** start of Provided information **

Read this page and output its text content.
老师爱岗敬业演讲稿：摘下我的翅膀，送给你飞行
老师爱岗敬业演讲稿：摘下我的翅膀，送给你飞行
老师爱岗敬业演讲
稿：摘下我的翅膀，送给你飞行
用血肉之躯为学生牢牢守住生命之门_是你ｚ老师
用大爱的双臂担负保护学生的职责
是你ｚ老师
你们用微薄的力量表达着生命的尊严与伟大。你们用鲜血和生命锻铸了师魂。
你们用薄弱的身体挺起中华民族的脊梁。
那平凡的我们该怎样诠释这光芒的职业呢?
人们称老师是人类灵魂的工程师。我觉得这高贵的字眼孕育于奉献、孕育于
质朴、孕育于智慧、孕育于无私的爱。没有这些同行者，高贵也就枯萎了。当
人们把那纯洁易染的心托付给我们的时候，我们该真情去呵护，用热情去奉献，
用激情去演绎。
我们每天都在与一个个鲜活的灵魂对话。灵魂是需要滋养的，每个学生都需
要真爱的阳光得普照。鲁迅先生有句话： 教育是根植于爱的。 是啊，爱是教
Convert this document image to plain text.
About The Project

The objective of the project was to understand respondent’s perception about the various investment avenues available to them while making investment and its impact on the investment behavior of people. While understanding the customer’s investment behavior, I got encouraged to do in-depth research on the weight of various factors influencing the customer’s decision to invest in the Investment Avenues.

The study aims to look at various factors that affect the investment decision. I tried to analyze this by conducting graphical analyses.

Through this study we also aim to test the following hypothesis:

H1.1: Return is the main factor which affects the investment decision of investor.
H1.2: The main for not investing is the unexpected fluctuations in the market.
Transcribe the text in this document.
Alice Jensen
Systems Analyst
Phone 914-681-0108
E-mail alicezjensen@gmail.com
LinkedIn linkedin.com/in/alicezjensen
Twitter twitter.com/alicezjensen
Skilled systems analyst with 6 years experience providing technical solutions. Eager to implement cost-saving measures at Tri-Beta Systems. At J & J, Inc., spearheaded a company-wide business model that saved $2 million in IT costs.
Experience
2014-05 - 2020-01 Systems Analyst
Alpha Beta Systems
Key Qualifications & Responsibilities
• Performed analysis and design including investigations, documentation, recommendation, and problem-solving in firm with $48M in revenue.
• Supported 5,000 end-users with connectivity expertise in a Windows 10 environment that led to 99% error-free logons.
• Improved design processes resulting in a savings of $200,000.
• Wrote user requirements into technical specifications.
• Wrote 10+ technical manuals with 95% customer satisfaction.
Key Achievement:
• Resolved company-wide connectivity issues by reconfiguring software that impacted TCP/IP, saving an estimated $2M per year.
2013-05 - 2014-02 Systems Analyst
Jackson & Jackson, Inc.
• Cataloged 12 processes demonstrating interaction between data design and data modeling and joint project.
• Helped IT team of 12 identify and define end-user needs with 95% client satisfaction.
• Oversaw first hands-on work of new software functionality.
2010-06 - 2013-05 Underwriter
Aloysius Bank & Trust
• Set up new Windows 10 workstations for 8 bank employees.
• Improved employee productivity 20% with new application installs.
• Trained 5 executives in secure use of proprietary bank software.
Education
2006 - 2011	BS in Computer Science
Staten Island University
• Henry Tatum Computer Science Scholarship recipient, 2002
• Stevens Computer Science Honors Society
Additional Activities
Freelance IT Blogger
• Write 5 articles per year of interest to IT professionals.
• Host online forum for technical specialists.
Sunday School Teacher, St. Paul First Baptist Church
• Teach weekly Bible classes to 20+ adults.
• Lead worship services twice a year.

** end of Provided information **

#### Required task
Would you reproduce the material above in full, exactly as given?

#### Expected answer
Read this page and output its text content.
老师爱岗敬业演讲稿：摘下我的翅膀，送给你飞行
老师爱岗敬业演讲稿：摘下我的翅膀，送给你飞行
老师爱岗敬业演讲
稿：摘下我的翅膀，送给你飞行
用血肉之躯为学生牢牢守住生命之门_是你ｚ老师
用大爱的双臂担负保护学生的职责
是你ｚ老师
你们用微薄的力量表达着生命的尊严与伟大。你们用鲜血和生命锻铸了师魂。
你们用薄弱的身体挺起中华民族的脊梁。
那平凡的我们该怎样诠释这光芒的职业呢?
人们称老师是人类灵魂的工程师。我觉得这高贵的字眼孕育于奉献、孕育于
质朴、孕育于智慧、孕育于无私的爱。没有这些同行者，高贵也就枯萎了。当
人们把那纯洁易染的心托付给我们的时候，我们该真情去呵护，用热情去奉献，
用激情去演绎。
我们每天都在与一个个鲜活的灵魂对话。灵魂是需要滋养的，每个学生都需
要真爱的阳光得普照。鲁迅先生有句话： 教育是根植于爱的。 是啊，爱是教
Convert this document image to plain text.
About The Project

The objective of the project was to understand respondent’s perception about the various investment avenues available to them while making investment and its impact on the investment behavior of people. While understanding the customer’s investment behavior, I got encouraged to do in-depth research on the weight of various factors influencing the customer’s decision to invest in the Investment Avenues.

The study aims to look at various factors that affect the investment decision. I tried to analyze this by conducting graphical analyses.

Through this study we also aim to test the following hypothesis:

H1.1: Return is the main factor which affects the investment decision of investor.
H1.2: The main for not investing is the unexpected fluctuations in the market.
Transcribe the text in this document.
Alice Jensen
Systems Analyst
Phone 914-681-0108
E-mail alicezjensen@gmail.com
LinkedIn linkedin.com/in/alicezjensen
Twitter twitter.com/alicezjensen
Skilled systems analyst with 6 years experience providing technical solutions. Eager to implement cost-saving measures at Tri-Beta Systems. At J & J, Inc., spearheaded a company-wide business model that saved $2 million in IT costs.
Experience
2014-05 - 2020-01 Systems Analyst
Alpha Beta Systems
Key Qualifications & Responsibilities
• Performed analysis and design including investigations, documentation, recommendation, and problem-solving in firm with $48M in revenue.
• Supported 5,000 end-users with connectivity expertise in a Windows 10 environment that led to 99% error-free logons.
• Improved design processes resulting in a savings of $200,000.
• Wrote user requirements into technical specifications.
• Wrote 10+ technical manuals with 95% customer satisfaction.
Key Achievement:
• Resolved company-wide connectivity issues by reconfiguring software that impacted TCP/IP, saving an estimated $2M per year.
2013-05 - 2014-02 Systems Analyst
Jackson & Jackson, Inc.
• Cataloged 12 processes demonstrating interaction between data design and data modeling and joint project.
• Helped IT team of 12 identify and define end-user needs with 95% client satisfaction.
• Oversaw first hands-on work of new software functionality.
2010-06 - 2013-05 Underwriter
Aloysius Bank & Trust
• Set up new Windows 10 workstations for 8 bank employees.
• Improved employee productivity 20% with new application installs.
• Trained 5 executives in secure use of proprietary bank software.
Education
2006 - 2011	BS in Computer Science
Staten Island University
• Henry Tatum Computer Science Scholarship recipient, 2002
• Stevens Computer Science Honors Society
Additional Activities
Freelance IT Blogger
• Write 5 articles per year of interest to IT professionals.
• Host online forum for technical specialists.
Sunday School Teacher, St. Paul First Baptist Church
• Teach weekly Bible classes to 20+ adults.
• Lead worship services twice a year.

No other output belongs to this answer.